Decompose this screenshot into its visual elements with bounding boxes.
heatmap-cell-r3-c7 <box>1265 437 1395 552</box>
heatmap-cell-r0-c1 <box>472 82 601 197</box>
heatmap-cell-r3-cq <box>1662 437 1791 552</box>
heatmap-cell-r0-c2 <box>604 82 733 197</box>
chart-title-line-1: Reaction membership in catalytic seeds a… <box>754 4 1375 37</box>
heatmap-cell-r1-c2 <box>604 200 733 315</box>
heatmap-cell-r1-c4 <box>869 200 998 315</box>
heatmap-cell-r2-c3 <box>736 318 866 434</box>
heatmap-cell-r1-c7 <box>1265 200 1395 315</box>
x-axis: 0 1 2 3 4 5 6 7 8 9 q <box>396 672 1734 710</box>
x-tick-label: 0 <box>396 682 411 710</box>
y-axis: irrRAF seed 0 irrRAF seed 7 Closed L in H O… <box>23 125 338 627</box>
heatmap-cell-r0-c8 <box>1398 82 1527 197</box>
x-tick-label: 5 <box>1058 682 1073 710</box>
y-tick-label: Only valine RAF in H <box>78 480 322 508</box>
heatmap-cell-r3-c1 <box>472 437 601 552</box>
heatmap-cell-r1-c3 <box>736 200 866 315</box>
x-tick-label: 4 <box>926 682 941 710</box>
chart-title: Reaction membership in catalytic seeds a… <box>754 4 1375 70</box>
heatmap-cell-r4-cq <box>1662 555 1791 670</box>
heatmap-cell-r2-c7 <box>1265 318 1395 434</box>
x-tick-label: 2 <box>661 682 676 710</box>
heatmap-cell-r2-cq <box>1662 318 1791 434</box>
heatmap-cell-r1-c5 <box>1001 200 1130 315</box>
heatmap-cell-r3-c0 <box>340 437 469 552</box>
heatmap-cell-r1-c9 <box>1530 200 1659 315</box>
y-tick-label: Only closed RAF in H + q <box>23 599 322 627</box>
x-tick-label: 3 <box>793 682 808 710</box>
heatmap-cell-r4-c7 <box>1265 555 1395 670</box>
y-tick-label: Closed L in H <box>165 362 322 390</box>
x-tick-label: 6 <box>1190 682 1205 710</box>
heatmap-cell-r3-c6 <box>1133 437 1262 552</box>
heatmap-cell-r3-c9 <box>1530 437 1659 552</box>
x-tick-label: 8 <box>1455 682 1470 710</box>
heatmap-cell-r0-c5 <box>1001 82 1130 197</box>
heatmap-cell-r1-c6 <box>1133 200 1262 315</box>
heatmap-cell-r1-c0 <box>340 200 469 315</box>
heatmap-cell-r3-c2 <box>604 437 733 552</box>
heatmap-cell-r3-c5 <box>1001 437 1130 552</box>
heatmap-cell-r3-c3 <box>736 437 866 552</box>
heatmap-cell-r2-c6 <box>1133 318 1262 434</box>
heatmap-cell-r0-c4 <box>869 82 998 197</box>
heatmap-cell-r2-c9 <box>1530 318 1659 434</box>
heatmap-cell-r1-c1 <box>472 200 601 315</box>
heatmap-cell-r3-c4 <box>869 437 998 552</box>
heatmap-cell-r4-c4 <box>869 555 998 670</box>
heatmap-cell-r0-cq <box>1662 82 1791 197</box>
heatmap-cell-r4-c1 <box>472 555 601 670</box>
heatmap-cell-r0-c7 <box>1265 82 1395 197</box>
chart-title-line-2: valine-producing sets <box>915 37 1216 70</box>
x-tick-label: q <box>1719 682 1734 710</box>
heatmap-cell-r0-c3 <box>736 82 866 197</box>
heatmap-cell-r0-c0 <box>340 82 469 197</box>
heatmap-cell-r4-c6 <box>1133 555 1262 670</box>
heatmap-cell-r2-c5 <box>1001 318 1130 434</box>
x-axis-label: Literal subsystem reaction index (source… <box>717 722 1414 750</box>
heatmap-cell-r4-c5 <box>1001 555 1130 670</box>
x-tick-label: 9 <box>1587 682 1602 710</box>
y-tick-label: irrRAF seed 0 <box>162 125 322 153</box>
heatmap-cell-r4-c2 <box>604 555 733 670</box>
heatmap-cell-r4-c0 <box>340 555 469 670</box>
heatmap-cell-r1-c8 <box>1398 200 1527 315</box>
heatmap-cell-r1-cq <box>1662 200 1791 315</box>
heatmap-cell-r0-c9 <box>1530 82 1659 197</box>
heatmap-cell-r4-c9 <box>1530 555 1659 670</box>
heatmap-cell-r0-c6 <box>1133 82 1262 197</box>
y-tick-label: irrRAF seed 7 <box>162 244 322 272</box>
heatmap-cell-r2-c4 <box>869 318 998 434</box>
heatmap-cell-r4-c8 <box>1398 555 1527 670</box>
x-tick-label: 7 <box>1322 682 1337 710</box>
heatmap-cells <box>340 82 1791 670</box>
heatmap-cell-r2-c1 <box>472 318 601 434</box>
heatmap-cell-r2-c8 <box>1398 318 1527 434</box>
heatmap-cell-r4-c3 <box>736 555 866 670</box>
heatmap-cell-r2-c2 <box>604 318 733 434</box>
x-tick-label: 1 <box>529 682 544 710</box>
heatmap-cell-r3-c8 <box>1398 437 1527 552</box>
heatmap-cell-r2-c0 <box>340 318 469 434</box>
■ ■ ■ ■ ■ ■ ■
__TASK__: Pull every line from the items above and reproduce each one character for character, in the same order.

__RESPONSE__:
Decompose this screenshot into its visual elements with bounding boxes.
heatmap-cell-r3-c7 <box>1265 437 1395 552</box>
heatmap-cell-r0-c1 <box>472 82 601 197</box>
heatmap-cell-r3-cq <box>1662 437 1791 552</box>
heatmap-cell-r0-c2 <box>604 82 733 197</box>
chart-title-line-1: Reaction membership in catalytic seeds a… <box>754 4 1375 37</box>
heatmap-cell-r1-c2 <box>604 200 733 315</box>
heatmap-cell-r1-c4 <box>869 200 998 315</box>
heatmap-cell-r2-c3 <box>736 318 866 434</box>
heatmap-cell-r1-c7 <box>1265 200 1395 315</box>
x-axis: 0 1 2 3 4 5 6 7 8 9 q <box>396 672 1734 710</box>
x-tick-label: 0 <box>396 682 411 710</box>
y-axis: irrRAF seed 0 irrRAF seed 7 Closed L in H O… <box>23 125 338 627</box>
heatmap-cell-r0-c8 <box>1398 82 1527 197</box>
x-tick-label: 5 <box>1058 682 1073 710</box>
y-tick-label: Only valine RAF in H <box>78 480 322 508</box>
heatmap-cell-r3-c1 <box>472 437 601 552</box>
heatmap-cell-r1-c3 <box>736 200 866 315</box>
x-tick-label: 4 <box>926 682 941 710</box>
chart-title: Reaction membership in catalytic seeds a… <box>754 4 1375 70</box>
heatmap-cell-r4-cq <box>1662 555 1791 670</box>
heatmap-cell-r2-c7 <box>1265 318 1395 434</box>
x-tick-label: 2 <box>661 682 676 710</box>
heatmap-cell-r2-cq <box>1662 318 1791 434</box>
heatmap-cell-r1-c5 <box>1001 200 1130 315</box>
heatmap-cell-r3-c0 <box>340 437 469 552</box>
heatmap-cell-r1-c9 <box>1530 200 1659 315</box>
y-tick-label: Only closed RAF in H + q <box>23 599 322 627</box>
x-tick-label: 3 <box>793 682 808 710</box>
heatmap-cell-r4-c7 <box>1265 555 1395 670</box>
y-tick-label: Closed L in H <box>165 362 322 390</box>
x-tick-label: 6 <box>1190 682 1205 710</box>
heatmap-cell-r3-c6 <box>1133 437 1262 552</box>
heatmap-cell-r3-c9 <box>1530 437 1659 552</box>
x-tick-label: 8 <box>1455 682 1470 710</box>
heatmap-cell-r0-c5 <box>1001 82 1130 197</box>
heatmap-cell-r1-c6 <box>1133 200 1262 315</box>
heatmap-cell-r1-c0 <box>340 200 469 315</box>
heatmap-cell-r3-c2 <box>604 437 733 552</box>
heatmap-cell-r3-c5 <box>1001 437 1130 552</box>
heatmap-cell-r3-c3 <box>736 437 866 552</box>
heatmap-cell-r2-c6 <box>1133 318 1262 434</box>
heatmap-cell-r0-c4 <box>869 82 998 197</box>
heatmap-cell-r2-c9 <box>1530 318 1659 434</box>
heatmap-cell-r1-c1 <box>472 200 601 315</box>
heatmap-cell-r3-c4 <box>869 437 998 552</box>
heatmap-cell-r4-c4 <box>869 555 998 670</box>
heatmap-cell-r0-cq <box>1662 82 1791 197</box>
heatmap-cell-r4-c1 <box>472 555 601 670</box>
heatmap-cell-r0-c7 <box>1265 82 1395 197</box>
chart-title-line-2: valine-producing sets <box>915 37 1216 70</box>
x-tick-label: q <box>1719 682 1734 710</box>
heatmap-cell-r0-c3 <box>736 82 866 197</box>
heatmap-cell-r0-c0 <box>340 82 469 197</box>
heatmap-cell-r4-c6 <box>1133 555 1262 670</box>
heatmap-cell-r2-c5 <box>1001 318 1130 434</box>
x-axis-label: Literal subsystem reaction index (source… <box>717 722 1414 750</box>
heatmap-cell-r4-c5 <box>1001 555 1130 670</box>
x-tick-label: 9 <box>1587 682 1602 710</box>
y-tick-label: irrRAF seed 0 <box>162 125 322 153</box>
heatmap-cell-r4-c2 <box>604 555 733 670</box>
heatmap-cell-r4-c0 <box>340 555 469 670</box>
heatmap-cell-r1-c8 <box>1398 200 1527 315</box>
heatmap-cell-r1-cq <box>1662 200 1791 315</box>
heatmap-cell-r0-c9 <box>1530 82 1659 197</box>
heatmap-cell-r4-c9 <box>1530 555 1659 670</box>
heatmap-cell-r0-c6 <box>1133 82 1262 197</box>
y-tick-label: irrRAF seed 7 <box>162 244 322 272</box>
heatmap-cell-r2-c4 <box>869 318 998 434</box>
heatmap-cell-r4-c8 <box>1398 555 1527 670</box>
x-tick-label: 7 <box>1322 682 1337 710</box>
heatmap-cells <box>340 82 1791 670</box>
heatmap-cell-r2-c1 <box>472 318 601 434</box>
heatmap-cell-r2-c8 <box>1398 318 1527 434</box>
heatmap-cell-r4-c3 <box>736 555 866 670</box>
heatmap-cell-r2-c2 <box>604 318 733 434</box>
x-tick-label: 1 <box>529 682 544 710</box>
heatmap-cell-r3-c8 <box>1398 437 1527 552</box>
heatmap-cell-r2-c0 <box>340 318 469 434</box>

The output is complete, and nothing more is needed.